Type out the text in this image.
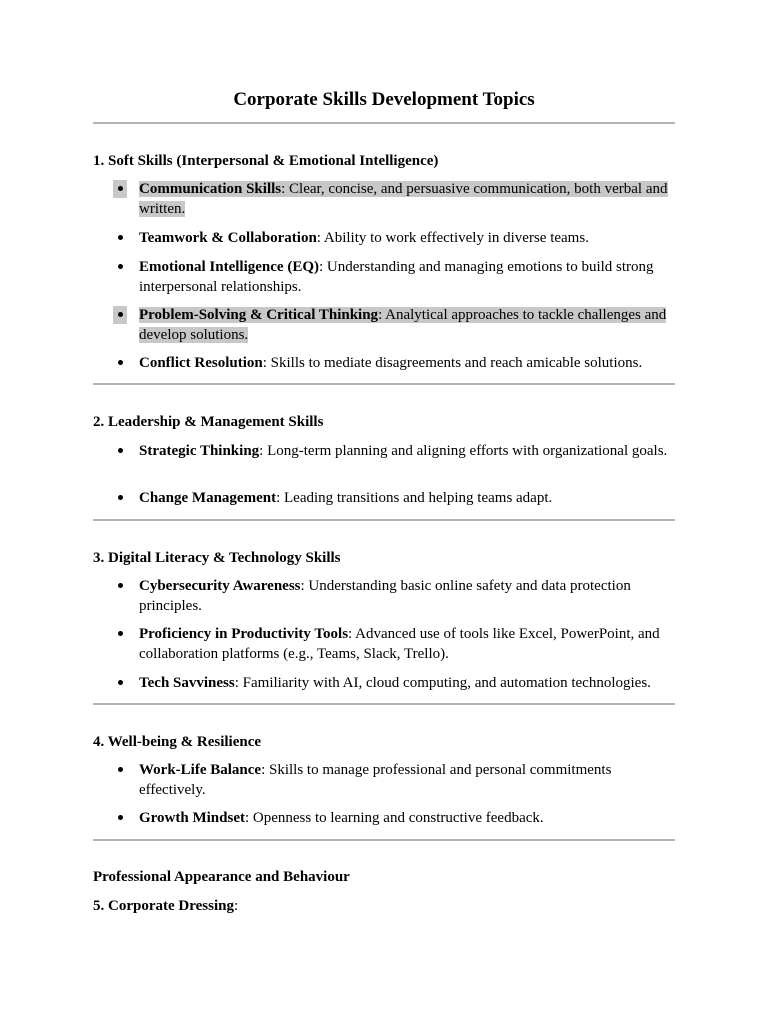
Corporate Skills Development Topics
1. Soft Skills (Interpersonal & Emotional Intelligence)
Communication Skills: Clear, concise, and persuasive communication, both verbal and written.
Teamwork & Collaboration: Ability to work effectively in diverse teams.
Emotional Intelligence (EQ): Understanding and managing emotions to build strong interpersonal relationships.
Problem-Solving & Critical Thinking: Analytical approaches to tackle challenges and develop solutions.
Conflict Resolution: Skills to mediate disagreements and reach amicable solutions.
2. Leadership & Management Skills
Strategic Thinking: Long-term planning and aligning efforts with organizational goals.
Change Management: Leading transitions and helping teams adapt.
3. Digital Literacy & Technology Skills
Cybersecurity Awareness: Understanding basic online safety and data protection principles.
Proficiency in Productivity Tools: Advanced use of tools like Excel, PowerPoint, and collaboration platforms (e.g., Teams, Slack, Trello).
Tech Savviness: Familiarity with AI, cloud computing, and automation technologies.
4. Well-being & Resilience
Work-Life Balance: Skills to manage professional and personal commitments effectively.
Growth Mindset: Openness to learning and constructive feedback.
Professional Appearance and Behaviour
5. Corporate Dressing:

Short task:
From the records given above, reproduce all text exactly and exclude each picture.

Answer:
Type out the text in this image.
Corporate Skills Development Topics
1. Soft Skills (Interpersonal & Emotional Intelligence)
Communication Skills: Clear, concise, and persuasive communication, both verbal and written.
Teamwork & Collaboration: Ability to work effectively in diverse teams.
Emotional Intelligence (EQ): Understanding and managing emotions to build strong interpersonal relationships.
Problem-Solving & Critical Thinking: Analytical approaches to tackle challenges and develop solutions.
Conflict Resolution: Skills to mediate disagreements and reach amicable solutions.
2. Leadership & Management Skills
Strategic Thinking: Long-term planning and aligning efforts with organizational goals.
Change Management: Leading transitions and helping teams adapt.
3. Digital Literacy & Technology Skills
Cybersecurity Awareness: Understanding basic online safety and data protection principles.
Proficiency in Productivity Tools: Advanced use of tools like Excel, PowerPoint, and collaboration platforms (e.g., Teams, Slack, Trello).
Tech Savviness: Familiarity with AI, cloud computing, and automation technologies.
4. Well-being & Resilience
Work-Life Balance: Skills to manage professional and personal commitments effectively.
Growth Mindset: Openness to learning and constructive feedback.
Professional Appearance and Behaviour
5. Corporate Dressing:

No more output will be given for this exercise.